## [Aim]
Copy every record exactly, and keep the pictures out.

## [Task inputs]
****
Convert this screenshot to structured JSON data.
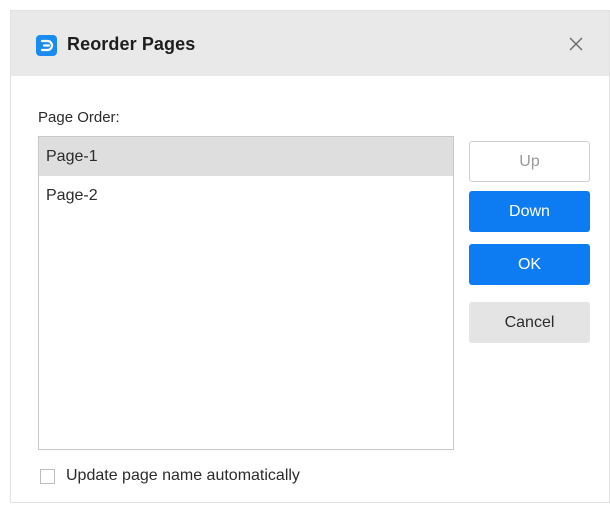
{
  "dialog": {
    "title": "Reorder Pages",
    "app_icon": "edraw-logo-icon",
    "close_icon": "close-icon"
  },
  "page_order": {
    "label": "Page Order:",
    "items": [
      {
        "label": "Page-1",
        "selected": true
      },
      {
        "label": "Page-2",
        "selected": false
      }
    ]
  },
  "buttons": {
    "up": "Up",
    "down": "Down",
    "ok": "OK",
    "cancel": "Cancel"
  },
  "options": {
    "update_name_label": "Update page name automatically",
    "update_name_checked": false
  },
  "colors": {
    "accent": "#0d7bf2",
    "titlebar": "#e9e9e9",
    "selection": "#dedede"
  }
}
****
## [Final result]
Convert this screenshot to structured JSON data.
{
  "dialog": {
    "title": "Reorder Pages",
    "app_icon": "edraw-logo-icon",
    "close_icon": "close-icon"
  },
  "page_order": {
    "label": "Page Order:",
    "items": [
      {
        "label": "Page-1",
        "selected": true
      },
      {
        "label": "Page-2",
        "selected": false
      }
    ]
  },
  "buttons": {
    "up": "Up",
    "down": "Down",
    "ok": "OK",
    "cancel": "Cancel"
  },
  "options": {
    "update_name_label": "Update page name automatically",
    "update_name_checked": false
  },
  "colors": {
    "accent": "#0d7bf2",
    "titlebar": "#e9e9e9",
    "selection": "#dedede"
  }
}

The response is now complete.